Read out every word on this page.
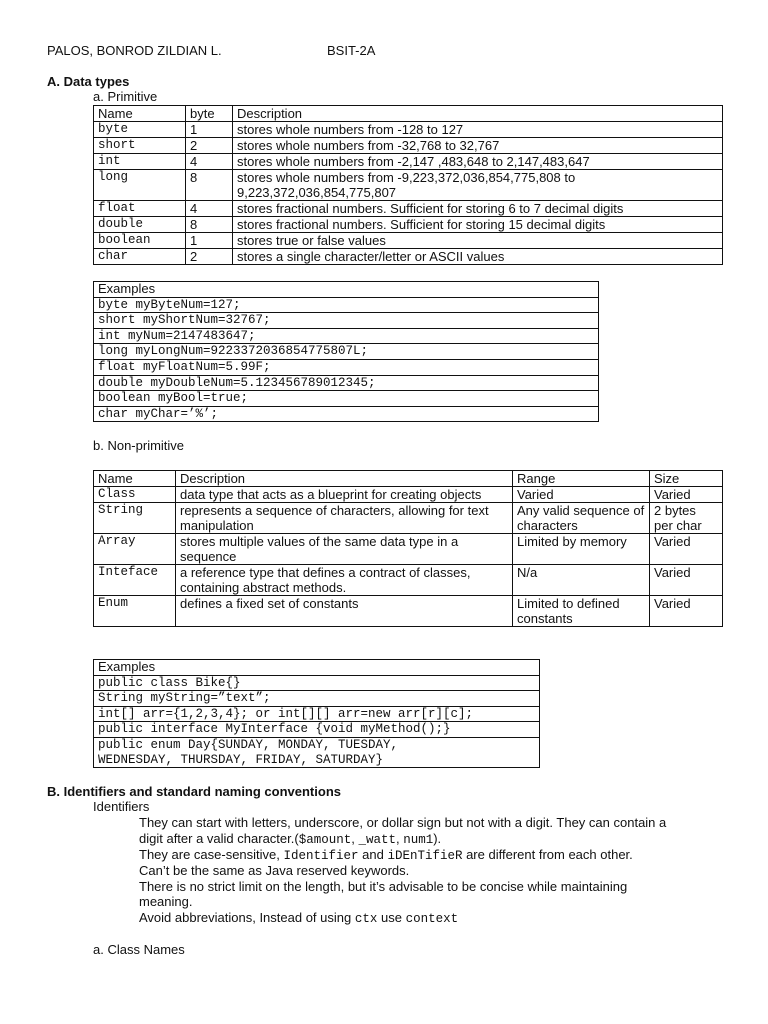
PALOS, BONROD ZILDIAN L.	BSIT-2A
A. Data types
a. Primitive
Name	byte	Description
byte	1	stores whole numbers from -128 to 127
short	2	stores whole numbers from -32,768 to 32,767
int	4	stores whole numbers from -2,147 ,483,648 to 2,147,483,647
long	8	stores whole numbers from -9,223,372,036,854,775,808 to
9,223,372,036,854,775,807
float	4	stores fractional numbers. Sufficient for storing 6 to 7 decimal digits
double	8	stores fractional numbers. Sufficient for storing 15 decimal digits
boolean	1	stores true or false values
char	2	stores a single character/letter or ASCII values
Examples
byte myByteNum=127;
short myShortNum=32767;
int myNum=2147483647;
long myLongNum=9223372036854775807L;
float myFloatNum=5.99F;
double myDoubleNum=5.123456789012345;
boolean myBool=true;
char myChar=’%’;
b. Non-primitive
Name	Description	Range	Size
Class	data type that acts as a blueprint for creating objects	Varied	Varied
String	represents a sequence of characters, allowing for text manipulation	Any valid sequence of characters	2 bytes per char
Array	stores multiple values of the same data type in a sequence	Limited by memory	Varied
Inteface	a reference type that defines a contract of classes, containing abstract methods.	N/a	Varied
Enum	defines a fixed set of constants	Limited to defined constants	Varied
Examples
public class Bike{}
String myString=”text”;
int[] arr={1,2,3,4}; or int[][] arr=new arr[r][c];
public interface MyInterface {void myMethod();}
public enum Day{SUNDAY, MONDAY, TUESDAY,
WEDNESDAY, THURSDAY, FRIDAY, SATURDAY}
B. Identifiers and standard naming conventions
Identifiers
They can start with letters, underscore, or dollar sign but not with a digit. They can contain a
digit after a valid character.($amount, _watt, num1).
They are case-sensitive, Identifier and iDEnTifieR are different from each other.
Can’t be the same as Java reserved keywords.
There is no strict limit on the length, but it’s advisable to be concise while maintaining
meaning.
Avoid abbreviations, Instead of using ctx use context
a. Class Names
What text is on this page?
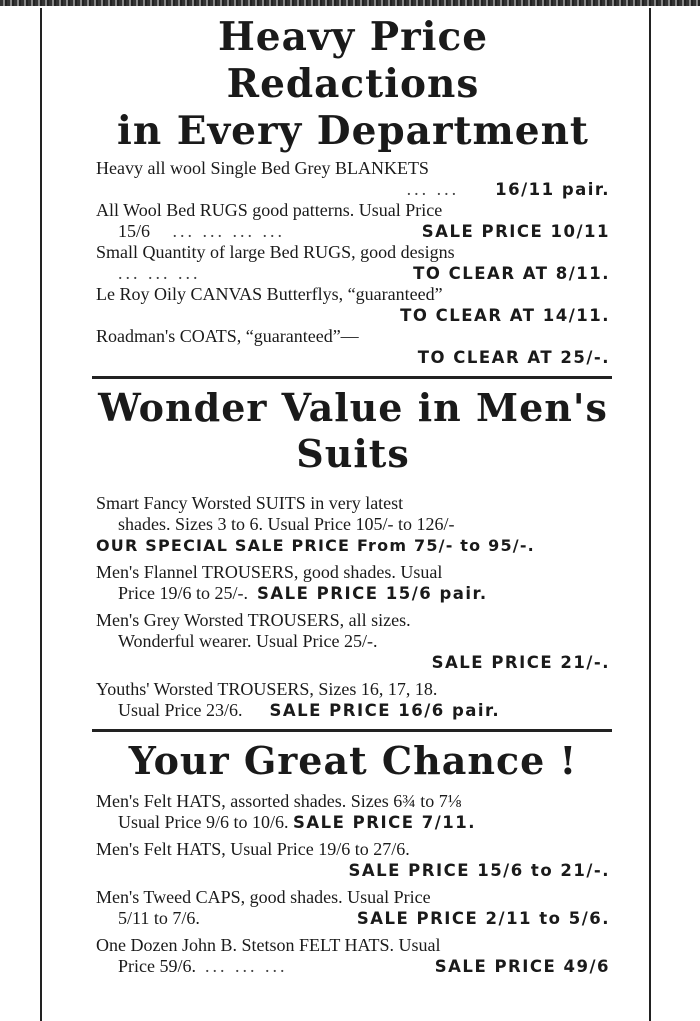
Heavy Price Redactions

in Every Department

Heavy all wool Single Bed Grey BLANKETS
... ... 16/11 pair.

All Wool Bed RUGS good patterns. Usual Price
15/6 ... ... ... ...	SALE PRICE 10/11

Small Quantity of large Bed RUGS, good designs
... ... ...	TO CLEAR AT 8/11.

Le Roy Oily CANVAS Butterflys, “guaranteed”
TO CLEAR AT 14/11.

Roadman's COATS, “guaranteed”—
TO CLEAR AT 25/-.

Wonder Value in Men's

Suits

Smart Fancy Worsted SUITS in very latest
shades. Sizes 3 to 6. Usual Price 105/- to 126/-
OUR SPECIAL SALE PRICE From 75/- to 95/-.

Men's Flannel TROUSERS, good shades. Usual
Price 19/6 to 25/-. SALE PRICE 15/6 pair.

Men's Grey Worsted TROUSERS, all sizes.
Wonderful wearer. Usual Price 25/-.
SALE PRICE 21/-.

Youths' Worsted TROUSERS, Sizes 16, 17, 18.
Usual Price 23/6. SALE PRICE 16/6 pair.

Your Great Chance !

Men's Felt HATS, assorted shades. Sizes 6¾ to 7⅛
Usual Price 9/6 to 10/6. SALE PRICE 7/11.

Men's Felt HATS, Usual Price 19/6 to 27/6.
SALE PRICE 15/6 to 21/-.

Men's Tweed CAPS, good shades. Usual Price
5/11 to 7/6.	SALE PRICE 2/11 to 5/6.

One Dozen John B. Stetson FELT HATS. Usual
Price 59/6. ... ... ...	SALE PRICE 49/6
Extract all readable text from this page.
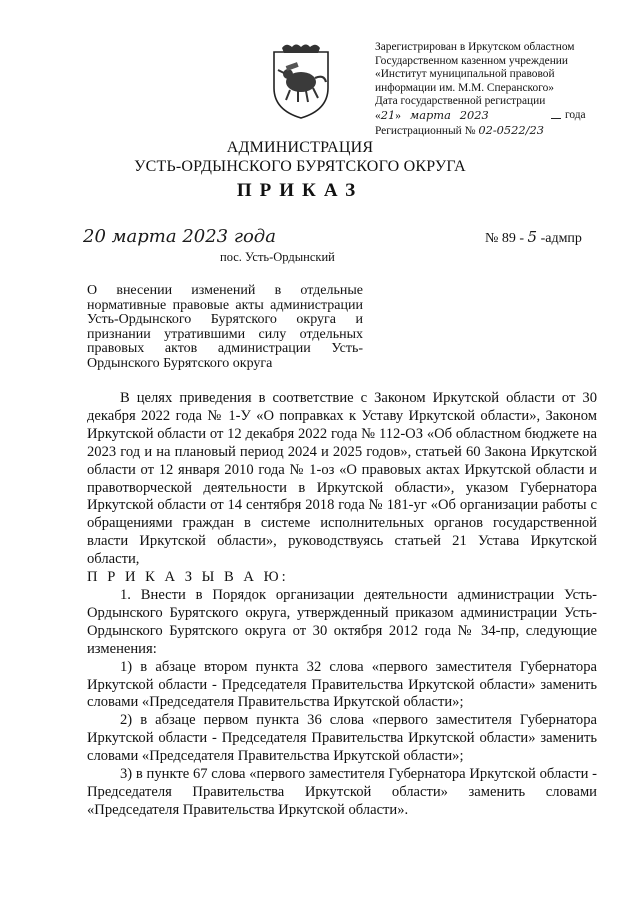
Зарегистрирован в Иркутском областном
Государственном казенном учреждении
«Институт муниципальной правовой
информации им. М.М. Сперанского»
Дата государственной регистрации
«21» марта 2023	года
Регистрационный № 02-0522/23
АДМИНИСТРАЦИЯ
УСТЬ-ОРДЫНСКОГО БУРЯТСКОГО ОКРУГА
ПРИКАЗ
20 марта 2023 года	№ 89 - 5 -адмпр
пос. Усть-Ордынский
О внесении изменений в отдельные нормативные правовые акты администрации Усть-Ордынского Бурятского округа и признании утратившими силу отдельных правовых актов администрации Усть-Ордынского Бурятского округа

В целях приведения в соответствие с Законом Иркутской области от 30 декабря 2022 года № 1-У «О поправках к Уставу Иркутской области», Законом Иркутской области от 12 декабря 2022 года № 112-ОЗ «Об областном бюджете на 2023 год и на плановый период 2024 и 2025 годов», статьей 60 Закона Иркутской области от 12 января 2010 года № 1-оз «О правовых актах Иркутской области и правотворческой деятельности в Иркутской области», указом Губернатора Иркутской области от 14 сентября 2018 года № 181-уг «Об организации работы с обращениями граждан в системе исполнительных органов государственной власти Иркутской области», руководствуясь статьей 21 Устава Иркутской области,

П Р И К А З Ы В А Ю:

1. Внести в Порядок организации деятельности администрации Усть-Ордынского Бурятского округа, утвержденный приказом администрации Усть-Ордынского Бурятского округа от 30 октября 2012 года № 34-пр, следующие изменения:

1) в абзаце втором пункта 32 слова «первого заместителя Губернатора Иркутской области - Председателя Правительства Иркутской области» заменить словами «Председателя Правительства Иркутской области»;

2) в абзаце первом пункта 36 слова «первого заместителя Губернатора Иркутской области - Председателя Правительства Иркутской области» заменить словами «Председателя Правительства Иркутской области»;

3) в пункте 67 слова «первого заместителя Губернатора Иркутской области - Председателя Правительства Иркутской области» заменить словами «Председателя Правительства Иркутской области».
┄┄┄┄┄┄┄┄┄┄
REQUIRED WORK:
Find every line in the entries that includes the word "Heavy", then state how many there are and nothing else.

WORKED ANSWER:
2